— SHORT PROBLEM —
Extract every line of the material below and reproduce it faithfully.

[Extracted data entries]
** start **
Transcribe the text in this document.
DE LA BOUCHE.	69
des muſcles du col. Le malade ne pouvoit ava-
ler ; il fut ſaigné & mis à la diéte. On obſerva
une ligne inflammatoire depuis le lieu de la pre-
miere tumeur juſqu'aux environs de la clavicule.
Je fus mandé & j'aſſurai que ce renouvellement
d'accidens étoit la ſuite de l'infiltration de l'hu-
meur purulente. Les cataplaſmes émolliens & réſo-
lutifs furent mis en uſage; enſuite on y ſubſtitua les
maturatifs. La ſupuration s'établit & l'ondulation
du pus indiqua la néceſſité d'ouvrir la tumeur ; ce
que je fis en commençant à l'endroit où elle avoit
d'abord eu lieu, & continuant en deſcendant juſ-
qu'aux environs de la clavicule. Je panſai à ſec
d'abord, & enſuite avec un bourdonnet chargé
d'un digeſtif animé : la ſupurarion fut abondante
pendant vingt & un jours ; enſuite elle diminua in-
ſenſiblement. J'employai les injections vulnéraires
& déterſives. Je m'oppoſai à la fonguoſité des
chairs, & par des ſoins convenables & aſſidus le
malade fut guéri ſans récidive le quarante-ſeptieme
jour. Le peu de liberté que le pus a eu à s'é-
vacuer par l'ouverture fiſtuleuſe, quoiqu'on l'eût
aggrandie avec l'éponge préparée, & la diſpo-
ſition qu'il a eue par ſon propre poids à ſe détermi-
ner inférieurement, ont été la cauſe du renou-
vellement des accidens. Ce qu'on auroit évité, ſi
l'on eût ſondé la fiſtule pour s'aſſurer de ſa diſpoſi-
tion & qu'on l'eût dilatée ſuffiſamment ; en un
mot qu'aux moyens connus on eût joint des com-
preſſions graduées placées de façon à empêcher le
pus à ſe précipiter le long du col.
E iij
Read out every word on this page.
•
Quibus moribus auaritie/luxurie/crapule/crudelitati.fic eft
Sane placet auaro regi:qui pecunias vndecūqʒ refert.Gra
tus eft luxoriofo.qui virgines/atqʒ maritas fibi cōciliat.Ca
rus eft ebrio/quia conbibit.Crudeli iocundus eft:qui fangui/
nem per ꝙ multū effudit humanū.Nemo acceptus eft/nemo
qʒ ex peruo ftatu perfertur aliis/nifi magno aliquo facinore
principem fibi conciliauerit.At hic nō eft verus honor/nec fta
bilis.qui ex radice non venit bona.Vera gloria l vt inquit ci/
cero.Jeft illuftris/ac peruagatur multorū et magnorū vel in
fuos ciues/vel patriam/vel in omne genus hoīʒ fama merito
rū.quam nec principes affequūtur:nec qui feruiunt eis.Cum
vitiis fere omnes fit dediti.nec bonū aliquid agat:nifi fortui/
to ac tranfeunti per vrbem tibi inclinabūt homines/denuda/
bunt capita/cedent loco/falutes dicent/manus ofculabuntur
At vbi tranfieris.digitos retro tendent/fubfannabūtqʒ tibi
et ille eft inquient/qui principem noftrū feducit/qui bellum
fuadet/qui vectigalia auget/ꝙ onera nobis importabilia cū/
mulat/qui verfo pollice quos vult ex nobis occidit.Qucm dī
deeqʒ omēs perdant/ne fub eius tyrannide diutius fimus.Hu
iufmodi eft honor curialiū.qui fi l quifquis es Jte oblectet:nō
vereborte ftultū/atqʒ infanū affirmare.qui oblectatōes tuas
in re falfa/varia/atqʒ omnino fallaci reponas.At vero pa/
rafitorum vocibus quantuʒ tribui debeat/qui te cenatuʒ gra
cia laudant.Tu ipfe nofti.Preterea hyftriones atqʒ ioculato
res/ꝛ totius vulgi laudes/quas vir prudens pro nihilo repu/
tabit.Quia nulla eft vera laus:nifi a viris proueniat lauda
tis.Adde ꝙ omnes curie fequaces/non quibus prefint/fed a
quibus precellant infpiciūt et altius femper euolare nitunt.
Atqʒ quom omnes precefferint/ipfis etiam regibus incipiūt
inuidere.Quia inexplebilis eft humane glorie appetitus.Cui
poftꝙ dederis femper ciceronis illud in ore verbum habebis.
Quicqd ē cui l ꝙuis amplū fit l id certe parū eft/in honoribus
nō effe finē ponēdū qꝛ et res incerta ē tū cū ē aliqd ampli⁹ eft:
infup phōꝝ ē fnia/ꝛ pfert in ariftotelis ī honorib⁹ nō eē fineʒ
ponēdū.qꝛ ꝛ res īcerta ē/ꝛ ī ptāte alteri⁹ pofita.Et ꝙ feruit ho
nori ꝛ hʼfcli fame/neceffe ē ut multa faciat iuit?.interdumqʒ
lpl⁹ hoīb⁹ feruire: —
** end **
— SOLUTION FOR THIS EXERCISE —
Transcribe the text in this document.
DE LA BOUCHE.	69
des muſcles du col. Le malade ne pouvoit ava-
ler ; il fut ſaigné & mis à la diéte. On obſerva
une ligne inflammatoire depuis le lieu de la pre-
miere tumeur juſqu'aux environs de la clavicule.
Je fus mandé & j'aſſurai que ce renouvellement
d'accidens étoit la ſuite de l'infiltration de l'hu-
meur purulente. Les cataplaſmes émolliens & réſo-
lutifs furent mis en uſage; enſuite on y ſubſtitua les
maturatifs. La ſupuration s'établit & l'ondulation
du pus indiqua la néceſſité d'ouvrir la tumeur ; ce
que je fis en commençant à l'endroit où elle avoit
d'abord eu lieu, & continuant en deſcendant juſ-
qu'aux environs de la clavicule. Je panſai à ſec
d'abord, & enſuite avec un bourdonnet chargé
d'un digeſtif animé : la ſupurarion fut abondante
pendant vingt & un jours ; enſuite elle diminua in-
ſenſiblement. J'employai les injections vulnéraires
& déterſives. Je m'oppoſai à la fonguoſité des
chairs, & par des ſoins convenables & aſſidus le
malade fut guéri ſans récidive le quarante-ſeptieme
jour. Le peu de liberté que le pus a eu à s'é-
vacuer par l'ouverture fiſtuleuſe, quoiqu'on l'eût
aggrandie avec l'éponge préparée, & la diſpo-
ſition qu'il a eue par ſon propre poids à ſe détermi-
ner inférieurement, ont été la cauſe du renou-
vellement des accidens. Ce qu'on auroit évité, ſi
l'on eût ſondé la fiſtule pour s'aſſurer de ſa diſpoſi-
tion & qu'on l'eût dilatée ſuffiſamment ; en un
mot qu'aux moyens connus on eût joint des com-
preſſions graduées placées de façon à empêcher le
pus à ſe précipiter le long du col.
E iij
Read out every word on this page.
•
Quibus moribus auaritie/luxurie/crapule/crudelitati.fic eft
Sane placet auaro regi:qui pecunias vndecūqʒ refert.Gra
tus eft luxoriofo.qui virgines/atqʒ maritas fibi cōciliat.Ca
rus eft ebrio/quia conbibit.Crudeli iocundus eft:qui fangui/
nem per ꝙ multū effudit humanū.Nemo acceptus eft/nemo
qʒ ex peruo ftatu perfertur aliis/nifi magno aliquo facinore
principem fibi conciliauerit.At hic nō eft verus honor/nec fta
bilis.qui ex radice non venit bona.Vera gloria l vt inquit ci/
cero.Jeft illuftris/ac peruagatur multorū et magnorū vel in
fuos ciues/vel patriam/vel in omne genus hoīʒ fama merito
rū.quam nec principes affequūtur:nec qui feruiunt eis.Cum
vitiis fere omnes fit dediti.nec bonū aliquid agat:nifi fortui/
to ac tranfeunti per vrbem tibi inclinabūt homines/denuda/
bunt capita/cedent loco/falutes dicent/manus ofculabuntur
At vbi tranfieris.digitos retro tendent/fubfannabūtqʒ tibi
et ille eft inquient/qui principem noftrū feducit/qui bellum
fuadet/qui vectigalia auget/ꝙ onera nobis importabilia cū/
mulat/qui verfo pollice quos vult ex nobis occidit.Qucm dī
deeqʒ omēs perdant/ne fub eius tyrannide diutius fimus.Hu
iufmodi eft honor curialiū.qui fi l quifquis es Jte oblectet:nō
vereborte ftultū/atqʒ infanū affirmare.qui oblectatōes tuas
in re falfa/varia/atqʒ omnino fallaci reponas.At vero pa/
rafitorum vocibus quantuʒ tribui debeat/qui te cenatuʒ gra
cia laudant.Tu ipfe nofti.Preterea hyftriones atqʒ ioculato
res/ꝛ totius vulgi laudes/quas vir prudens pro nihilo repu/
tabit.Quia nulla eft vera laus:nifi a viris proueniat lauda
tis.Adde ꝙ omnes curie fequaces/non quibus prefint/fed a
quibus precellant infpiciūt et altius femper euolare nitunt.
Atqʒ quom omnes precefferint/ipfis etiam regibus incipiūt
inuidere.Quia inexplebilis eft humane glorie appetitus.Cui
poftꝙ dederis femper ciceronis illud in ore verbum habebis.
Quicqd ē cui l ꝙuis amplū fit l id certe parū eft/in honoribus
nō effe finē ponēdū qꝛ et res incerta ē tū cū ē aliqd ampli⁹ eft:
infup phōꝝ ē fnia/ꝛ pfert in ariftotelis ī honorib⁹ nō eē fineʒ
ponēdū.qꝛ ꝛ res īcerta ē/ꝛ ī ptāte alteri⁹ pofita.Et ꝙ feruit ho
nori ꝛ hʼfcli fame/neceffe ē ut multa faciat iuit?.interdumqʒ
lpl⁹ hoīb⁹ feruire: —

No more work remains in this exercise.